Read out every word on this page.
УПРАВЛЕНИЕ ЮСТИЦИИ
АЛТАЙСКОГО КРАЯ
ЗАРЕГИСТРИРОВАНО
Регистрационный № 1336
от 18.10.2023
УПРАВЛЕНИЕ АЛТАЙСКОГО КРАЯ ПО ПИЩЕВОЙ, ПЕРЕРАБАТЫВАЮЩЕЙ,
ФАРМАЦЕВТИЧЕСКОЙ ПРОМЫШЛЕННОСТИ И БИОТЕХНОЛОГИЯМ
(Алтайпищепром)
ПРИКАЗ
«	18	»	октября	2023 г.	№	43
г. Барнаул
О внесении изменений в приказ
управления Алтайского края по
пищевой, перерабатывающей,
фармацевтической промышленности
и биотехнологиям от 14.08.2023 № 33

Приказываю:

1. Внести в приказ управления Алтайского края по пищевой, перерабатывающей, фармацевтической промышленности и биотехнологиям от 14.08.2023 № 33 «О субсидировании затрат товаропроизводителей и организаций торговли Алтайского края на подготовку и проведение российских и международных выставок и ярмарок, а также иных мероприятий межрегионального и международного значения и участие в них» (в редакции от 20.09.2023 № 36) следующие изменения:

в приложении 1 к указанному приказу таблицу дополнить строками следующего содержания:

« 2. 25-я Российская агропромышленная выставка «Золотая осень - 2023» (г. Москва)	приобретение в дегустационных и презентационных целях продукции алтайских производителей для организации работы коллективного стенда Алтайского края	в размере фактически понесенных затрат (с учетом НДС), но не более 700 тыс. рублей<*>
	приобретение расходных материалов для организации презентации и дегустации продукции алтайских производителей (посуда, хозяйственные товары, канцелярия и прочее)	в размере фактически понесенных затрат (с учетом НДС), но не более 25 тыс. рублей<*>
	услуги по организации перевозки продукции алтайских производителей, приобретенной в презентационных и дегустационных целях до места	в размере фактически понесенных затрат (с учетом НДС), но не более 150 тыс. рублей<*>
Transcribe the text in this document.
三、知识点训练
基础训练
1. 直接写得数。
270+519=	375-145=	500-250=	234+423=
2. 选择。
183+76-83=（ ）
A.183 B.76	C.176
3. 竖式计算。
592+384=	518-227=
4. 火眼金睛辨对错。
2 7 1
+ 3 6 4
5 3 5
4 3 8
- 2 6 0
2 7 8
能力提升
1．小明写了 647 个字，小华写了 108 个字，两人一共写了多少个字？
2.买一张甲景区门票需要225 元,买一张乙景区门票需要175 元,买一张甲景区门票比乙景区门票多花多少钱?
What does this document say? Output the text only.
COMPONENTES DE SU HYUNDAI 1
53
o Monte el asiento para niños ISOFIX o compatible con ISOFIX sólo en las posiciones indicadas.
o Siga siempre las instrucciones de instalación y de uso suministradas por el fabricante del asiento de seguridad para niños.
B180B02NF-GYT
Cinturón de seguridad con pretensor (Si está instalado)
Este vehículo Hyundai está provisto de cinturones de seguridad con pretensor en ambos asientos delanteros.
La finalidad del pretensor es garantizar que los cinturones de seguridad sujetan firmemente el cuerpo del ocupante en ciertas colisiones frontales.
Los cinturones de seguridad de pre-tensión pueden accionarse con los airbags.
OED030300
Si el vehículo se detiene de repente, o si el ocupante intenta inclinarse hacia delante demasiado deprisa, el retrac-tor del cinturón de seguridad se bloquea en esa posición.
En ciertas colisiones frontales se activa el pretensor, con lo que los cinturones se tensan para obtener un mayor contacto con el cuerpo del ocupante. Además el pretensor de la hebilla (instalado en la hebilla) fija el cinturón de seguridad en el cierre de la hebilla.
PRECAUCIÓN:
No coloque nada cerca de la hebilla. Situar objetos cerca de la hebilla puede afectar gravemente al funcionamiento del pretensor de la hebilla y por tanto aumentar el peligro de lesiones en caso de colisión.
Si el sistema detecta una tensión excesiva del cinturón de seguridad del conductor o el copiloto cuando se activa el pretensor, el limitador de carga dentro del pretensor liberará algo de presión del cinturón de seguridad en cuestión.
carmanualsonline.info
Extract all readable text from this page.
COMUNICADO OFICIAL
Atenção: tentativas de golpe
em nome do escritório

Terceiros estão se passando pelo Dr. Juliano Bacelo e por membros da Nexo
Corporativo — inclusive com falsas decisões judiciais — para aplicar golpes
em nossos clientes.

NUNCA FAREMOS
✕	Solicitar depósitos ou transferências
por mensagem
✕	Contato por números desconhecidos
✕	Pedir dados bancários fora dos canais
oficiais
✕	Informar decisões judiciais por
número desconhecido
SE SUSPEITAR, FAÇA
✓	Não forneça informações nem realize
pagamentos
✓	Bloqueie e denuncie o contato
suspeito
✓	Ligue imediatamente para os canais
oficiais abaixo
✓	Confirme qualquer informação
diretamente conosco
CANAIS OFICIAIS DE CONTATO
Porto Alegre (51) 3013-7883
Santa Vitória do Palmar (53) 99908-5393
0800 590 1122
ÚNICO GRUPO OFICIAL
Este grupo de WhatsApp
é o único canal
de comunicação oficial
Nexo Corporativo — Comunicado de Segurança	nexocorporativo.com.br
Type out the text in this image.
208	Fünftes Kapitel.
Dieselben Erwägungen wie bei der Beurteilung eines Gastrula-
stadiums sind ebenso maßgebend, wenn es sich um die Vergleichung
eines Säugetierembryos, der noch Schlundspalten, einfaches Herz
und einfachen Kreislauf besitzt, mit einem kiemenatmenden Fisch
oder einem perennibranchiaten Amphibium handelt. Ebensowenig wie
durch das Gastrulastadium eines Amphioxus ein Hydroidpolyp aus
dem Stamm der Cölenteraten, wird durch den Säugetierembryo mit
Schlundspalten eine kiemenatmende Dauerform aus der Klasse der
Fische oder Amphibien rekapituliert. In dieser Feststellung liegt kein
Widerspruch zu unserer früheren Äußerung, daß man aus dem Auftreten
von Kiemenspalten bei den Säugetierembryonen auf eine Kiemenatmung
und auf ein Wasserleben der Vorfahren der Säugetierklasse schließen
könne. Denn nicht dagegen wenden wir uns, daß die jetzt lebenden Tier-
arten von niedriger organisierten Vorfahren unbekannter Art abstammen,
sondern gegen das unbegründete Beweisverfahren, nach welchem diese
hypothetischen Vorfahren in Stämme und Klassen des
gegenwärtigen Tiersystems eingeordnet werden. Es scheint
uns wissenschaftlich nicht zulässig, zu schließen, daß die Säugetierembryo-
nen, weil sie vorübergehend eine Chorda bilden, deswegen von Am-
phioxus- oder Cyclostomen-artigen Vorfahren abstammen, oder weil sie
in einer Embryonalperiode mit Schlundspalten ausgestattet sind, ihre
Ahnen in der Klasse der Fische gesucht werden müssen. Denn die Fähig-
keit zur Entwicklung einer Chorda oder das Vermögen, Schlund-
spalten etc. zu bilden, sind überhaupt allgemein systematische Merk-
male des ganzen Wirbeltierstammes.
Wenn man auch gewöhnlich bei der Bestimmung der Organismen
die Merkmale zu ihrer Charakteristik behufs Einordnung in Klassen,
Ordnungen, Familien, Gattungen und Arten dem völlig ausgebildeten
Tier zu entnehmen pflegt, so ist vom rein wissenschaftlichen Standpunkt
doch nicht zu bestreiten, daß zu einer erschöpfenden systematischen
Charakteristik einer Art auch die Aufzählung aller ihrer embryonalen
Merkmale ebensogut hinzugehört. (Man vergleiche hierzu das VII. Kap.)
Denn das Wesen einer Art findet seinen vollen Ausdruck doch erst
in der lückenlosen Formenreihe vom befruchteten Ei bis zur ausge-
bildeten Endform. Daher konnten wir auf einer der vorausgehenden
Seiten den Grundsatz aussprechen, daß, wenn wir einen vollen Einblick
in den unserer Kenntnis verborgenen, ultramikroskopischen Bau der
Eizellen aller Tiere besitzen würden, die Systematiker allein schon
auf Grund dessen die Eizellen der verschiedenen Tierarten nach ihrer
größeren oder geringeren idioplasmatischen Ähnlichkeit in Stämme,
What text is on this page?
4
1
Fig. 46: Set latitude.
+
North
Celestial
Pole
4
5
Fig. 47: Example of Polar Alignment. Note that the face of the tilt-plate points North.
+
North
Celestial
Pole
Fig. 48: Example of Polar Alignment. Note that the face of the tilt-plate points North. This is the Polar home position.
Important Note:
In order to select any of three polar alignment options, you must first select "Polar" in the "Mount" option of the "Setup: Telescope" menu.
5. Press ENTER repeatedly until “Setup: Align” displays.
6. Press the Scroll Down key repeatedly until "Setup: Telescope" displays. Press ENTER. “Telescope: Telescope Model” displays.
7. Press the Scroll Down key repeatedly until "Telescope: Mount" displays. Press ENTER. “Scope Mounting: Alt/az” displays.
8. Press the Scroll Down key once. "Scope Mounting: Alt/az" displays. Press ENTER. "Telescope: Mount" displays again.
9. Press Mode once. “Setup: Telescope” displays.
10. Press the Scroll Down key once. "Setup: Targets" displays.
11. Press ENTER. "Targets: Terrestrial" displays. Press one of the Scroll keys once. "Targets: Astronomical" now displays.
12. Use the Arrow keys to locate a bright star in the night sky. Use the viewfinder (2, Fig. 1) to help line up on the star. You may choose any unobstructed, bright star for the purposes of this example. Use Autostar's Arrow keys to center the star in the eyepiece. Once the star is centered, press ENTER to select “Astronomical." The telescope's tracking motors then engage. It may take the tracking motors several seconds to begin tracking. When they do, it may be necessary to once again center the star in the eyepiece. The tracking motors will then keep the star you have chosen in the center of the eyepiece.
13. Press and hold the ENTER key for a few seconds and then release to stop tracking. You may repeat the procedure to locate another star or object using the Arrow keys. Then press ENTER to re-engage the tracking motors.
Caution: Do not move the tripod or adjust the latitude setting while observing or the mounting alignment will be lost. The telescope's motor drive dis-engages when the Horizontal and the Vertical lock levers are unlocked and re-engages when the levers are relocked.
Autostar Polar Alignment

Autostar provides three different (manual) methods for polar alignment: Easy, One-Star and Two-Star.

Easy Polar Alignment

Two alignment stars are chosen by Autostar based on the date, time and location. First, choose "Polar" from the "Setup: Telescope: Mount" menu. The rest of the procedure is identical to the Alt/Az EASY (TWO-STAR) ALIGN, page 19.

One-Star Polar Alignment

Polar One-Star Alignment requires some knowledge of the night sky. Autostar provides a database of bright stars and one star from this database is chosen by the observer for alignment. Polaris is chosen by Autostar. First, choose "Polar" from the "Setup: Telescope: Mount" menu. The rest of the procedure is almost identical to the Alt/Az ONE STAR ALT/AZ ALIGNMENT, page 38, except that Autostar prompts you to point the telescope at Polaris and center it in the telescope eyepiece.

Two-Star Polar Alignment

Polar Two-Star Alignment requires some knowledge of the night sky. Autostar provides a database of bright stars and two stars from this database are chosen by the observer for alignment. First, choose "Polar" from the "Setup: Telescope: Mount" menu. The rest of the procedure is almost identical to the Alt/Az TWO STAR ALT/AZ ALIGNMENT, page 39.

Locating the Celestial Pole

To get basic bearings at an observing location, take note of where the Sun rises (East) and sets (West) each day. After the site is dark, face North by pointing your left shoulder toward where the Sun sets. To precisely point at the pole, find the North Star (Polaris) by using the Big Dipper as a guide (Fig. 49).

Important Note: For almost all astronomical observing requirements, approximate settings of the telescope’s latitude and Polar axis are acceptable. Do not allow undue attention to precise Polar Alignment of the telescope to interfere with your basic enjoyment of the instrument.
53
□ □ □ □ □
To do » Track down every line of the material containing the string "Corporativo", and copy it.

Solution »
Corporativo — inclusive com falsas decisões judiciais — para aplicar golpes
Nexo Corporativo — Comunicado de Segurança	nexocorporativo.com.br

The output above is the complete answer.